Stated task:
Restate the whole listing word for word. Pictures are left out.

------------------------------------------------------------------------

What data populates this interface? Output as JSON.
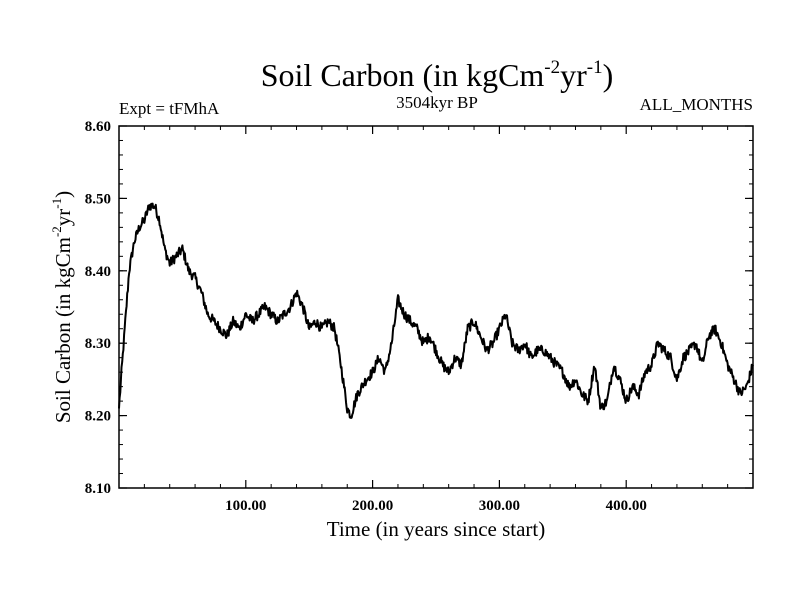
{
  "chart_data": {
    "type": "line",
    "title": "Soil Carbon (in kgCm",
    "title_sup1": "-2",
    "title_mid": "yr",
    "title_sup2": "-1",
    "title_end": ")",
    "subtitle_left": "Expt = tFMhA",
    "subtitle_center": "3504kyr BP",
    "subtitle_right": "ALL_MONTHS",
    "xlabel": "Time (in years since start)",
    "ylabel": "Soil Carbon (in kgCm",
    "ylabel_sup1": "-2",
    "ylabel_mid": "yr",
    "ylabel_sup2": "-1",
    "ylabel_end": ")",
    "xlim": [
      0,
      500
    ],
    "ylim": [
      8.1,
      8.6
    ],
    "xticks": [
      100,
      200,
      300,
      400
    ],
    "xtick_labels": [
      "100.00",
      "200.00",
      "300.00",
      "400.00"
    ],
    "yticks": [
      8.1,
      8.2,
      8.3,
      8.4,
      8.5,
      8.6
    ],
    "ytick_labels": [
      "8.10",
      "8.20",
      "8.30",
      "8.40",
      "8.50",
      "8.60"
    ],
    "series": [
      {
        "name": "Soil Carbon",
        "color": "#000000",
        "x": [
          0,
          2,
          5,
          8,
          12,
          16,
          20,
          24,
          28,
          32,
          36,
          40,
          45,
          50,
          55,
          60,
          65,
          70,
          75,
          80,
          85,
          90,
          95,
          100,
          105,
          110,
          115,
          120,
          125,
          130,
          135,
          140,
          145,
          150,
          155,
          160,
          165,
          170,
          175,
          180,
          183,
          188,
          195,
          200,
          205,
          210,
          215,
          220,
          225,
          230,
          235,
          240,
          245,
          250,
          255,
          260,
          265,
          270,
          275,
          280,
          285,
          290,
          295,
          300,
          305,
          310,
          315,
          320,
          325,
          330,
          335,
          340,
          345,
          350,
          355,
          360,
          365,
          370,
          375,
          380,
          385,
          390,
          395,
          400,
          405,
          410,
          415,
          420,
          425,
          430,
          435,
          440,
          445,
          450,
          455,
          460,
          465,
          470,
          475,
          480,
          485,
          490,
          495,
          500
        ],
        "values": [
          8.21,
          8.26,
          8.33,
          8.4,
          8.44,
          8.46,
          8.47,
          8.49,
          8.49,
          8.47,
          8.43,
          8.41,
          8.42,
          8.43,
          8.4,
          8.39,
          8.37,
          8.34,
          8.33,
          8.32,
          8.31,
          8.33,
          8.32,
          8.34,
          8.33,
          8.34,
          8.35,
          8.34,
          8.33,
          8.34,
          8.35,
          8.37,
          8.35,
          8.32,
          8.33,
          8.32,
          8.33,
          8.32,
          8.27,
          8.21,
          8.2,
          8.23,
          8.25,
          8.26,
          8.28,
          8.26,
          8.3,
          8.36,
          8.34,
          8.33,
          8.32,
          8.3,
          8.31,
          8.29,
          8.27,
          8.26,
          8.28,
          8.27,
          8.32,
          8.33,
          8.31,
          8.29,
          8.3,
          8.32,
          8.34,
          8.3,
          8.29,
          8.3,
          8.28,
          8.29,
          8.29,
          8.28,
          8.27,
          8.26,
          8.24,
          8.25,
          8.23,
          8.22,
          8.27,
          8.21,
          8.22,
          8.27,
          8.25,
          8.22,
          8.24,
          8.23,
          8.26,
          8.27,
          8.3,
          8.29,
          8.28,
          8.25,
          8.28,
          8.29,
          8.3,
          8.27,
          8.31,
          8.32,
          8.3,
          8.27,
          8.25,
          8.23,
          8.24,
          8.27
        ]
      }
    ]
  }
}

------------------------------------------------------------------------

Answer for this exercise:
What data populates this interface? Output as JSON.
{
  "chart_data": {
    "type": "line",
    "title": "Soil Carbon (in kgCm",
    "title_sup1": "-2",
    "title_mid": "yr",
    "title_sup2": "-1",
    "title_end": ")",
    "subtitle_left": "Expt = tFMhA",
    "subtitle_center": "3504kyr BP",
    "subtitle_right": "ALL_MONTHS",
    "xlabel": "Time (in years since start)",
    "ylabel": "Soil Carbon (in kgCm",
    "ylabel_sup1": "-2",
    "ylabel_mid": "yr",
    "ylabel_sup2": "-1",
    "ylabel_end": ")",
    "xlim": [
      0,
      500
    ],
    "ylim": [
      8.1,
      8.6
    ],
    "xticks": [
      100,
      200,
      300,
      400
    ],
    "xtick_labels": [
      "100.00",
      "200.00",
      "300.00",
      "400.00"
    ],
    "yticks": [
      8.1,
      8.2,
      8.3,
      8.4,
      8.5,
      8.6
    ],
    "ytick_labels": [
      "8.10",
      "8.20",
      "8.30",
      "8.40",
      "8.50",
      "8.60"
    ],
    "series": [
      {
        "name": "Soil Carbon",
        "color": "#000000",
        "x": [
          0,
          2,
          5,
          8,
          12,
          16,
          20,
          24,
          28,
          32,
          36,
          40,
          45,
          50,
          55,
          60,
          65,
          70,
          75,
          80,
          85,
          90,
          95,
          100,
          105,
          110,
          115,
          120,
          125,
          130,
          135,
          140,
          145,
          150,
          155,
          160,
          165,
          170,
          175,
          180,
          183,
          188,
          195,
          200,
          205,
          210,
          215,
          220,
          225,
          230,
          235,
          240,
          245,
          250,
          255,
          260,
          265,
          270,
          275,
          280,
          285,
          290,
          295,
          300,
          305,
          310,
          315,
          320,
          325,
          330,
          335,
          340,
          345,
          350,
          355,
          360,
          365,
          370,
          375,
          380,
          385,
          390,
          395,
          400,
          405,
          410,
          415,
          420,
          425,
          430,
          435,
          440,
          445,
          450,
          455,
          460,
          465,
          470,
          475,
          480,
          485,
          490,
          495,
          500
        ],
        "values": [
          8.21,
          8.26,
          8.33,
          8.4,
          8.44,
          8.46,
          8.47,
          8.49,
          8.49,
          8.47,
          8.43,
          8.41,
          8.42,
          8.43,
          8.4,
          8.39,
          8.37,
          8.34,
          8.33,
          8.32,
          8.31,
          8.33,
          8.32,
          8.34,
          8.33,
          8.34,
          8.35,
          8.34,
          8.33,
          8.34,
          8.35,
          8.37,
          8.35,
          8.32,
          8.33,
          8.32,
          8.33,
          8.32,
          8.27,
          8.21,
          8.2,
          8.23,
          8.25,
          8.26,
          8.28,
          8.26,
          8.3,
          8.36,
          8.34,
          8.33,
          8.32,
          8.3,
          8.31,
          8.29,
          8.27,
          8.26,
          8.28,
          8.27,
          8.32,
          8.33,
          8.31,
          8.29,
          8.3,
          8.32,
          8.34,
          8.3,
          8.29,
          8.3,
          8.28,
          8.29,
          8.29,
          8.28,
          8.27,
          8.26,
          8.24,
          8.25,
          8.23,
          8.22,
          8.27,
          8.21,
          8.22,
          8.27,
          8.25,
          8.22,
          8.24,
          8.23,
          8.26,
          8.27,
          8.3,
          8.29,
          8.28,
          8.25,
          8.28,
          8.29,
          8.3,
          8.27,
          8.31,
          8.32,
          8.3,
          8.27,
          8.25,
          8.23,
          8.24,
          8.27
        ]
      }
    ]
  }
}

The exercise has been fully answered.